_EXERCISE DESCRIPTION_.
Repeat the entire listing exactly.

********************

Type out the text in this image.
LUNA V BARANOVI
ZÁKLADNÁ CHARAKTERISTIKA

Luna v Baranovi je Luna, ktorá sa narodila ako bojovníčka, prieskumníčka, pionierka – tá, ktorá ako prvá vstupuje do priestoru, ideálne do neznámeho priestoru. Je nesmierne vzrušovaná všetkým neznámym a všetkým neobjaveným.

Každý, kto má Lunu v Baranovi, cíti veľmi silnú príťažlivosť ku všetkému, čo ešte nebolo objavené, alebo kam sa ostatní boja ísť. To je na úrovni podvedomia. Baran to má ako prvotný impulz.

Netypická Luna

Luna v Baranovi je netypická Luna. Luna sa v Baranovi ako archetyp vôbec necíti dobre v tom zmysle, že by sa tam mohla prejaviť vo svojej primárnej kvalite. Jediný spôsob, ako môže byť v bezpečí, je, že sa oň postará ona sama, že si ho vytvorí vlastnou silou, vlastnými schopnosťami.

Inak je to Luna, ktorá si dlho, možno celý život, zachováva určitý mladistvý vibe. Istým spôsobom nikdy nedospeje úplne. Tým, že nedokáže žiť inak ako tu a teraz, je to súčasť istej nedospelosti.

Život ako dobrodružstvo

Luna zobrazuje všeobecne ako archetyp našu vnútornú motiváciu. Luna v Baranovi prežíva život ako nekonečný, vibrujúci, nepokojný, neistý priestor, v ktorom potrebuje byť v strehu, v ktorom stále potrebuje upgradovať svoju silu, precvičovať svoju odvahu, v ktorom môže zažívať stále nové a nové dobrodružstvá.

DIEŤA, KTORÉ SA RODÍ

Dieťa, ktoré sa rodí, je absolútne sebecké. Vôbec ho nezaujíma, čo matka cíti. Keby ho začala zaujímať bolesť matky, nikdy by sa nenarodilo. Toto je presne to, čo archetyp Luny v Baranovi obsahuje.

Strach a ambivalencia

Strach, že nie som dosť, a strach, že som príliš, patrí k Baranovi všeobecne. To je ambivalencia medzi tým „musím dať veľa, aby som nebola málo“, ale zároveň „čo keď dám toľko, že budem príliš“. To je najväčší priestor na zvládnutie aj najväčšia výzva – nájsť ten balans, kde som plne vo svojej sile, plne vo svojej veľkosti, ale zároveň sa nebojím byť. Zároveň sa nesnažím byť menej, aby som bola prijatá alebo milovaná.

********************

_ANSWER TO THE PROBLEM_.
Type out the text in this image.
LUNA V BARANOVI
ZÁKLADNÁ CHARAKTERISTIKA

Luna v Baranovi je Luna, ktorá sa narodila ako bojovníčka, prieskumníčka, pionierka – tá, ktorá ako prvá vstupuje do priestoru, ideálne do neznámeho priestoru. Je nesmierne vzrušovaná všetkým neznámym a všetkým neobjaveným.

Každý, kto má Lunu v Baranovi, cíti veľmi silnú príťažlivosť ku všetkému, čo ešte nebolo objavené, alebo kam sa ostatní boja ísť. To je na úrovni podvedomia. Baran to má ako prvotný impulz.

Netypická Luna

Luna v Baranovi je netypická Luna. Luna sa v Baranovi ako archetyp vôbec necíti dobre v tom zmysle, že by sa tam mohla prejaviť vo svojej primárnej kvalite. Jediný spôsob, ako môže byť v bezpečí, je, že sa oň postará ona sama, že si ho vytvorí vlastnou silou, vlastnými schopnosťami.

Inak je to Luna, ktorá si dlho, možno celý život, zachováva určitý mladistvý vibe. Istým spôsobom nikdy nedospeje úplne. Tým, že nedokáže žiť inak ako tu a teraz, je to súčasť istej nedospelosti.

Život ako dobrodružstvo

Luna zobrazuje všeobecne ako archetyp našu vnútornú motiváciu. Luna v Baranovi prežíva život ako nekonečný, vibrujúci, nepokojný, neistý priestor, v ktorom potrebuje byť v strehu, v ktorom stále potrebuje upgradovať svoju silu, precvičovať svoju odvahu, v ktorom môže zažívať stále nové a nové dobrodružstvá.

DIEŤA, KTORÉ SA RODÍ

Dieťa, ktoré sa rodí, je absolútne sebecké. Vôbec ho nezaujíma, čo matka cíti. Keby ho začala zaujímať bolesť matky, nikdy by sa nenarodilo. Toto je presne to, čo archetyp Luny v Baranovi obsahuje.

Strach a ambivalencia

Strach, že nie som dosť, a strach, že som príliš, patrí k Baranovi všeobecne. To je ambivalencia medzi tým „musím dať veľa, aby som nebola málo“, ale zároveň „čo keď dám toľko, že budem príliš“. To je najväčší priestor na zvládnutie aj najväčšia výzva – nájsť ten balans, kde som plne vo svojej sile, plne vo svojej veľkosti, ale zároveň sa nebojím byť. Zároveň sa nesnažím byť menej, aby som bola prijatá alebo milovaná.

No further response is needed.